Work to complete —
Repeat every record below exactly as it appears.

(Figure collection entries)
* * * * * * *
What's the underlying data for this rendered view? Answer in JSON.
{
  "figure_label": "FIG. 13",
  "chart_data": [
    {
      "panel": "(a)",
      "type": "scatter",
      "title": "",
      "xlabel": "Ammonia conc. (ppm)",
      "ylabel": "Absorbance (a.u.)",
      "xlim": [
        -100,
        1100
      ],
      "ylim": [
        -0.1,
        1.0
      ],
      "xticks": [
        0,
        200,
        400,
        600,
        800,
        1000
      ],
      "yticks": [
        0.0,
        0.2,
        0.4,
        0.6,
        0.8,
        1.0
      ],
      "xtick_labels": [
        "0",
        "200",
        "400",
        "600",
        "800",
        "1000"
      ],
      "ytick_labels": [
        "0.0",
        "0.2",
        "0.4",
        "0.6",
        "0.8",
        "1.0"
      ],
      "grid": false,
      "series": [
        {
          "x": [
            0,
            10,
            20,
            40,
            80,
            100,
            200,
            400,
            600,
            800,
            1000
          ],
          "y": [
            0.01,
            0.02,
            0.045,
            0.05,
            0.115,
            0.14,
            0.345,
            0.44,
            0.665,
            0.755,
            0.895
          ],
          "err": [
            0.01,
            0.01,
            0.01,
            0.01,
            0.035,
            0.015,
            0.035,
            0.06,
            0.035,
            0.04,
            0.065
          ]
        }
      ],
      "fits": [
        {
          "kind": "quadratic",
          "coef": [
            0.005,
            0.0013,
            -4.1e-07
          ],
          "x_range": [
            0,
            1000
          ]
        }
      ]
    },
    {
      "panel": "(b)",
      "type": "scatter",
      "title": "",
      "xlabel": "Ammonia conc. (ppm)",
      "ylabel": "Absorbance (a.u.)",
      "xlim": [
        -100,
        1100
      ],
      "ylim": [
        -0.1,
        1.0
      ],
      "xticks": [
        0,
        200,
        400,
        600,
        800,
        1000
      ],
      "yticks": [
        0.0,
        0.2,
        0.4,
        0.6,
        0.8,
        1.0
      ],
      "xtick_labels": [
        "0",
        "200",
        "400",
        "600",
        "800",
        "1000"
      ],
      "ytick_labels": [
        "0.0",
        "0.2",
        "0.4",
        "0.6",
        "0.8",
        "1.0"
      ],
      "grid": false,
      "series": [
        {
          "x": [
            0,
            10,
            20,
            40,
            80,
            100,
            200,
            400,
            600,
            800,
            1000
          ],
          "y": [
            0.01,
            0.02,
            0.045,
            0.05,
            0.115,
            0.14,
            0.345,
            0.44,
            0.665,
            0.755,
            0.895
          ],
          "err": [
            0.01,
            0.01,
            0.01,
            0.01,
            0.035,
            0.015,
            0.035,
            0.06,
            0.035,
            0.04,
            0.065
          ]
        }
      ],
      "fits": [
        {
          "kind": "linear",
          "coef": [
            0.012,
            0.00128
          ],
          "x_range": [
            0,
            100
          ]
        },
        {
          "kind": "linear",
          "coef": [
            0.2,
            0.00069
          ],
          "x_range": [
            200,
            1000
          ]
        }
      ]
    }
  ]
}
* * * * * * *
Solution to this exercise —
What's the underlying data for this rendered view? Answer in JSON.
{
  "figure_label": "FIG. 13",
  "chart_data": [
    {
      "panel": "(a)",
      "type": "scatter",
      "title": "",
      "xlabel": "Ammonia conc. (ppm)",
      "ylabel": "Absorbance (a.u.)",
      "xlim": [
        -100,
        1100
      ],
      "ylim": [
        -0.1,
        1.0
      ],
      "xticks": [
        0,
        200,
        400,
        600,
        800,
        1000
      ],
      "yticks": [
        0.0,
        0.2,
        0.4,
        0.6,
        0.8,
        1.0
      ],
      "xtick_labels": [
        "0",
        "200",
        "400",
        "600",
        "800",
        "1000"
      ],
      "ytick_labels": [
        "0.0",
        "0.2",
        "0.4",
        "0.6",
        "0.8",
        "1.0"
      ],
      "grid": false,
      "series": [
        {
          "x": [
            0,
            10,
            20,
            40,
            80,
            100,
            200,
            400,
            600,
            800,
            1000
          ],
          "y": [
            0.01,
            0.02,
            0.045,
            0.05,
            0.115,
            0.14,
            0.345,
            0.44,
            0.665,
            0.755,
            0.895
          ],
          "err": [
            0.01,
            0.01,
            0.01,
            0.01,
            0.035,
            0.015,
            0.035,
            0.06,
            0.035,
            0.04,
            0.065
          ]
        }
      ],
      "fits": [
        {
          "kind": "quadratic",
          "coef": [
            0.005,
            0.0013,
            -4.1e-07
          ],
          "x_range": [
            0,
            1000
          ]
        }
      ]
    },
    {
      "panel": "(b)",
      "type": "scatter",
      "title": "",
      "xlabel": "Ammonia conc. (ppm)",
      "ylabel": "Absorbance (a.u.)",
      "xlim": [
        -100,
        1100
      ],
      "ylim": [
        -0.1,
        1.0
      ],
      "xticks": [
        0,
        200,
        400,
        600,
        800,
        1000
      ],
      "yticks": [
        0.0,
        0.2,
        0.4,
        0.6,
        0.8,
        1.0
      ],
      "xtick_labels": [
        "0",
        "200",
        "400",
        "600",
        "800",
        "1000"
      ],
      "ytick_labels": [
        "0.0",
        "0.2",
        "0.4",
        "0.6",
        "0.8",
        "1.0"
      ],
      "grid": false,
      "series": [
        {
          "x": [
            0,
            10,
            20,
            40,
            80,
            100,
            200,
            400,
            600,
            800,
            1000
          ],
          "y": [
            0.01,
            0.02,
            0.045,
            0.05,
            0.115,
            0.14,
            0.345,
            0.44,
            0.665,
            0.755,
            0.895
          ],
          "err": [
            0.01,
            0.01,
            0.01,
            0.01,
            0.035,
            0.015,
            0.035,
            0.06,
            0.035,
            0.04,
            0.065
          ]
        }
      ],
      "fits": [
        {
          "kind": "linear",
          "coef": [
            0.012,
            0.00128
          ],
          "x_range": [
            0,
            100
          ]
        },
        {
          "kind": "linear",
          "coef": [
            0.2,
            0.00069
          ],
          "x_range": [
            200,
            1000
          ]
        }
      ]
    }
  ]
}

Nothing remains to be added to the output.